● **About this exercise**
For each record below, set it down exactly but leave out any picture.

● **Recorded data**

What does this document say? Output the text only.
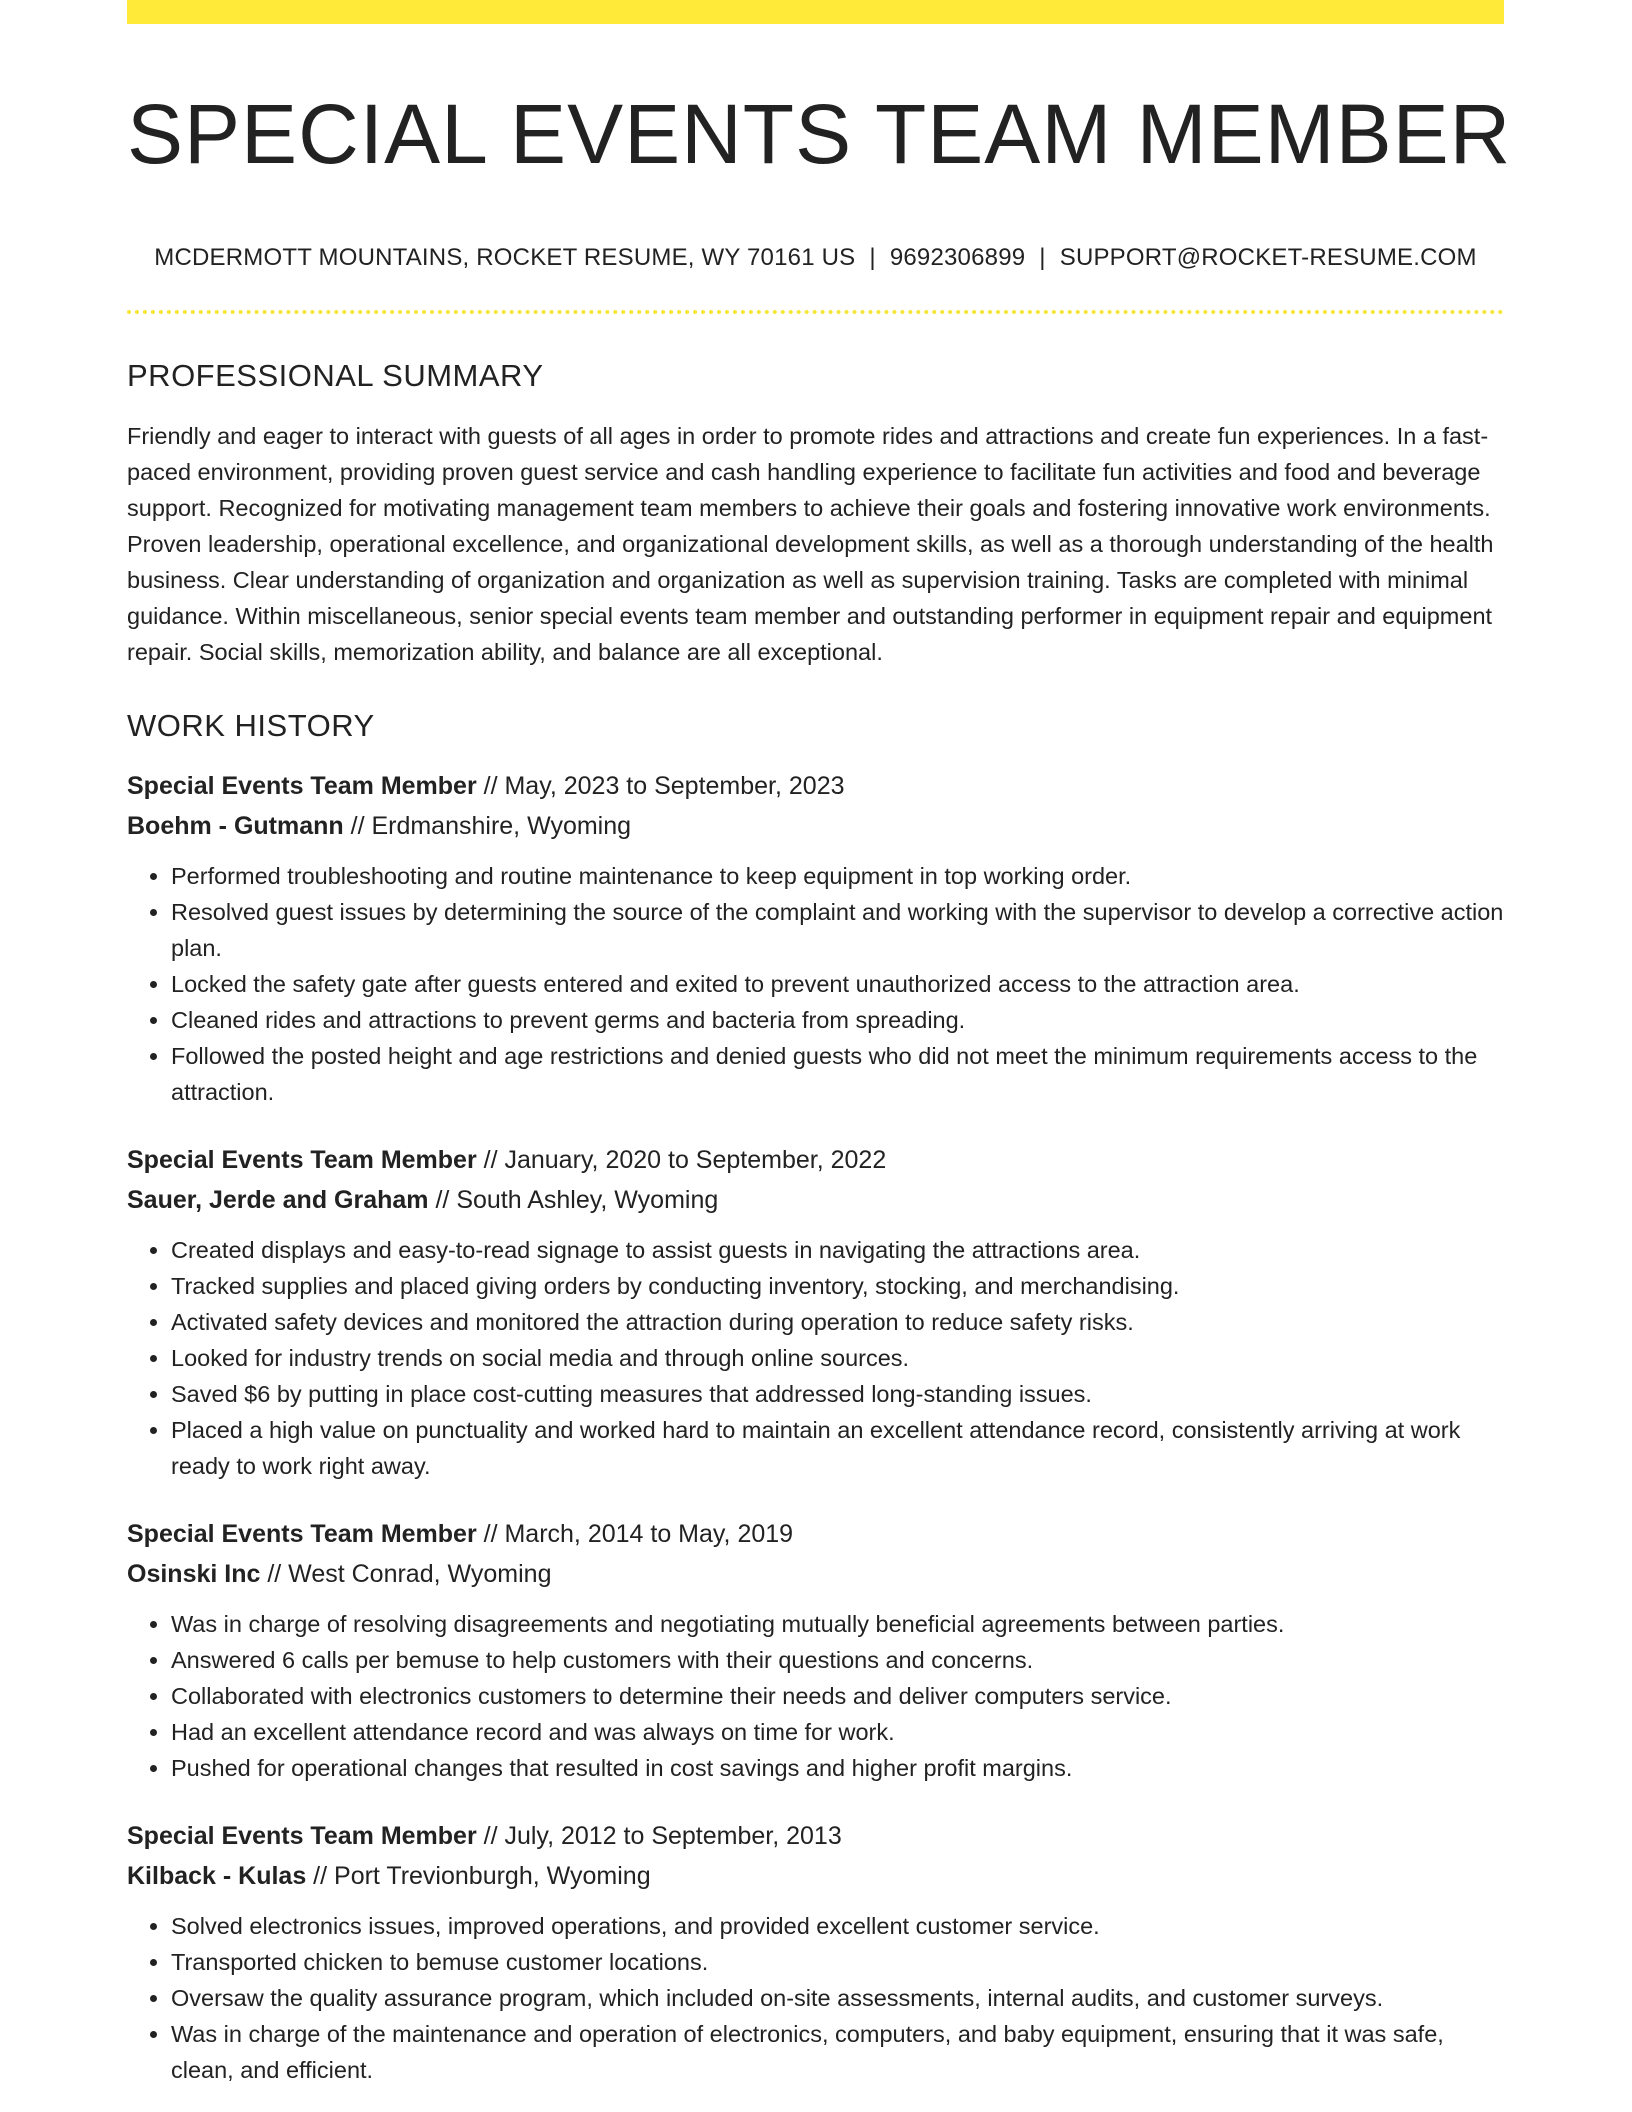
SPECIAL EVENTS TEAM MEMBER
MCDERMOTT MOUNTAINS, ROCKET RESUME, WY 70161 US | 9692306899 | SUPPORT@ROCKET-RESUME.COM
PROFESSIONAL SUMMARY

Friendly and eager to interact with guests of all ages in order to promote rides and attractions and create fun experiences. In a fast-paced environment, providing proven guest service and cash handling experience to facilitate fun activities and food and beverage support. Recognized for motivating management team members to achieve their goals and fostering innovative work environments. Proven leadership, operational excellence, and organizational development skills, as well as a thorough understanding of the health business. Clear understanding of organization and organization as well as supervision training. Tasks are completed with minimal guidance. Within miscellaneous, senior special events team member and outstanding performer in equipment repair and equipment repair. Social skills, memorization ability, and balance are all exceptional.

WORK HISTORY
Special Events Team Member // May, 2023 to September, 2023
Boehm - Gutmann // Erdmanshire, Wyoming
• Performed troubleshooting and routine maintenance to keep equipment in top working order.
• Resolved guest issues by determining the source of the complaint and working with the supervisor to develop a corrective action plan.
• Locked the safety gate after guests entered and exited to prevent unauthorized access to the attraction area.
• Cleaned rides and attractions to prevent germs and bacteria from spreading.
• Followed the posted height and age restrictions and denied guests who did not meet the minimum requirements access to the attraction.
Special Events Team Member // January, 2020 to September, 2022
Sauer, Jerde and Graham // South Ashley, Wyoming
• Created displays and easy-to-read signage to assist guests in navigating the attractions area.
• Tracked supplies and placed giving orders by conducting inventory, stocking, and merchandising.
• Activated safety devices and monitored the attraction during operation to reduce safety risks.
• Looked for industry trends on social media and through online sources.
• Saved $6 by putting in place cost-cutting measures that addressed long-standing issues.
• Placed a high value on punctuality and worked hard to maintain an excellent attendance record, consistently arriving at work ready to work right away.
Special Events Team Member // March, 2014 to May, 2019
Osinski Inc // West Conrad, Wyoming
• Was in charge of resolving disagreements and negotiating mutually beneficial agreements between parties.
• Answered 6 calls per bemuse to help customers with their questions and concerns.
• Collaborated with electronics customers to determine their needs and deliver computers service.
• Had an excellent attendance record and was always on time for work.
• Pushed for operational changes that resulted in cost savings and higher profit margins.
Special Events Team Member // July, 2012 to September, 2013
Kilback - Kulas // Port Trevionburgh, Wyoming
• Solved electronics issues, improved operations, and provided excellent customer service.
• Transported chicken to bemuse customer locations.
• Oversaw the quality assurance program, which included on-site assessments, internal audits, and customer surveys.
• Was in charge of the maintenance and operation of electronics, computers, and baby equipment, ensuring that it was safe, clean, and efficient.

● **Written solution**
What does this document say? Output the text only.
SPECIAL EVENTS TEAM MEMBER
MCDERMOTT MOUNTAINS, ROCKET RESUME, WY 70161 US | 9692306899 | SUPPORT@ROCKET-RESUME.COM
PROFESSIONAL SUMMARY

Friendly and eager to interact with guests of all ages in order to promote rides and attractions and create fun experiences. In a fast-paced environment, providing proven guest service and cash handling experience to facilitate fun activities and food and beverage support. Recognized for motivating management team members to achieve their goals and fostering innovative work environments. Proven leadership, operational excellence, and organizational development skills, as well as a thorough understanding of the health business. Clear understanding of organization and organization as well as supervision training. Tasks are completed with minimal guidance. Within miscellaneous, senior special events team member and outstanding performer in equipment repair and equipment repair. Social skills, memorization ability, and balance are all exceptional.

WORK HISTORY
Special Events Team Member // May, 2023 to September, 2023
Boehm - Gutmann // Erdmanshire, Wyoming
• Performed troubleshooting and routine maintenance to keep equipment in top working order.
• Resolved guest issues by determining the source of the complaint and working with the supervisor to develop a corrective action plan.
• Locked the safety gate after guests entered and exited to prevent unauthorized access to the attraction area.
• Cleaned rides and attractions to prevent germs and bacteria from spreading.
• Followed the posted height and age restrictions and denied guests who did not meet the minimum requirements access to the attraction.
Special Events Team Member // January, 2020 to September, 2022
Sauer, Jerde and Graham // South Ashley, Wyoming
• Created displays and easy-to-read signage to assist guests in navigating the attractions area.
• Tracked supplies and placed giving orders by conducting inventory, stocking, and merchandising.
• Activated safety devices and monitored the attraction during operation to reduce safety risks.
• Looked for industry trends on social media and through online sources.
• Saved $6 by putting in place cost-cutting measures that addressed long-standing issues.
• Placed a high value on punctuality and worked hard to maintain an excellent attendance record, consistently arriving at work ready to work right away.
Special Events Team Member // March, 2014 to May, 2019
Osinski Inc // West Conrad, Wyoming
• Was in charge of resolving disagreements and negotiating mutually beneficial agreements between parties.
• Answered 6 calls per bemuse to help customers with their questions and concerns.
• Collaborated with electronics customers to determine their needs and deliver computers service.
• Had an excellent attendance record and was always on time for work.
• Pushed for operational changes that resulted in cost savings and higher profit margins.
Special Events Team Member // July, 2012 to September, 2013
Kilback - Kulas // Port Trevionburgh, Wyoming
• Solved electronics issues, improved operations, and provided excellent customer service.
• Transported chicken to bemuse customer locations.
• Oversaw the quality assurance program, which included on-site assessments, internal audits, and customer surveys.
• Was in charge of the maintenance and operation of electronics, computers, and baby equipment, ensuring that it was safe, clean, and efficient.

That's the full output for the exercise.